Some records:
+++++

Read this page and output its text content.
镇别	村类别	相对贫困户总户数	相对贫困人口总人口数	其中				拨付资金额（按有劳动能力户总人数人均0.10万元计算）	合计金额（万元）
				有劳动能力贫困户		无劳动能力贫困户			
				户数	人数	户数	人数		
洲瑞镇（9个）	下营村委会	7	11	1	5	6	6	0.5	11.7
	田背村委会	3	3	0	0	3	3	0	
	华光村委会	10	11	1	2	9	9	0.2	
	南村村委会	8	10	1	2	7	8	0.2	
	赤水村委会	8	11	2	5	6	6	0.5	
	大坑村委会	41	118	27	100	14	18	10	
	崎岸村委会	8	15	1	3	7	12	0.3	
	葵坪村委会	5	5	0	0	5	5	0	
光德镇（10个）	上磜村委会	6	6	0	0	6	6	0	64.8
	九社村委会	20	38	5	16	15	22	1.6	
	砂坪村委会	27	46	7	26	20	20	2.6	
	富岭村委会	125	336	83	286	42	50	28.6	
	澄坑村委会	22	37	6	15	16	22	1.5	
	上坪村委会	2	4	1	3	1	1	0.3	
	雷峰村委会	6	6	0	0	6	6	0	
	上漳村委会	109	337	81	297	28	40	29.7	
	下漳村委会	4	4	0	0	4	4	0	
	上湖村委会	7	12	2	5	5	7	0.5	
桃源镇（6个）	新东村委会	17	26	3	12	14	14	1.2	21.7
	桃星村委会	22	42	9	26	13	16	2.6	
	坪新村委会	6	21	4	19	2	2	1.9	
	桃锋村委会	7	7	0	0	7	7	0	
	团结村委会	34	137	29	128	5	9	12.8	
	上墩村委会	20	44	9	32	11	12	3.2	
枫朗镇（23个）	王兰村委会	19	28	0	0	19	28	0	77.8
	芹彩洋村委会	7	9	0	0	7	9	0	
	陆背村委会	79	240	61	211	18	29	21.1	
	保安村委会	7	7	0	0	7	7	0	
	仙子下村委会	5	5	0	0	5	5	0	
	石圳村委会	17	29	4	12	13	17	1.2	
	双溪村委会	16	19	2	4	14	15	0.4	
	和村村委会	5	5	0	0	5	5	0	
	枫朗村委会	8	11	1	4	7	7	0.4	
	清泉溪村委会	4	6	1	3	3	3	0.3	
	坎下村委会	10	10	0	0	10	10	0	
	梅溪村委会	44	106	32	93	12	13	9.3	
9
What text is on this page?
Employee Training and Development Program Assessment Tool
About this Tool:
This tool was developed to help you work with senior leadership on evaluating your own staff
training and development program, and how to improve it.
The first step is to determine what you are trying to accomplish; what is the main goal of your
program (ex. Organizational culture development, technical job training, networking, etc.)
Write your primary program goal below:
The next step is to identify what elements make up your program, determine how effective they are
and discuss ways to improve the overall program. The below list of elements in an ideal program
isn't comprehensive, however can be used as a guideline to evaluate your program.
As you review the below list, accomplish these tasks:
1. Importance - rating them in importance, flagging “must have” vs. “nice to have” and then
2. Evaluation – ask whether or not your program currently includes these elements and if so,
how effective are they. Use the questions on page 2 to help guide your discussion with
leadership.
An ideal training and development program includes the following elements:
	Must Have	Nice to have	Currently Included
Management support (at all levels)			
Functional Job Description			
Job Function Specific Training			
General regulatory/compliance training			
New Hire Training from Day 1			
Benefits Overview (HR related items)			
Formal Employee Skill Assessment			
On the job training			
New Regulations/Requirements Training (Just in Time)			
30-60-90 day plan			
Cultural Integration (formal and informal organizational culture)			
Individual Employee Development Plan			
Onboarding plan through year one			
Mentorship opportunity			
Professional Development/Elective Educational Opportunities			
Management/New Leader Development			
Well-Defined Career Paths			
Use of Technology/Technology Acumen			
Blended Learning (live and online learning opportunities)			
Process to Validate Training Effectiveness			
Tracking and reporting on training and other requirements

+++++

Problem statement: Of all the lines in the data above, state how many include "Employee". Say only the number.

Output for this exercise: 3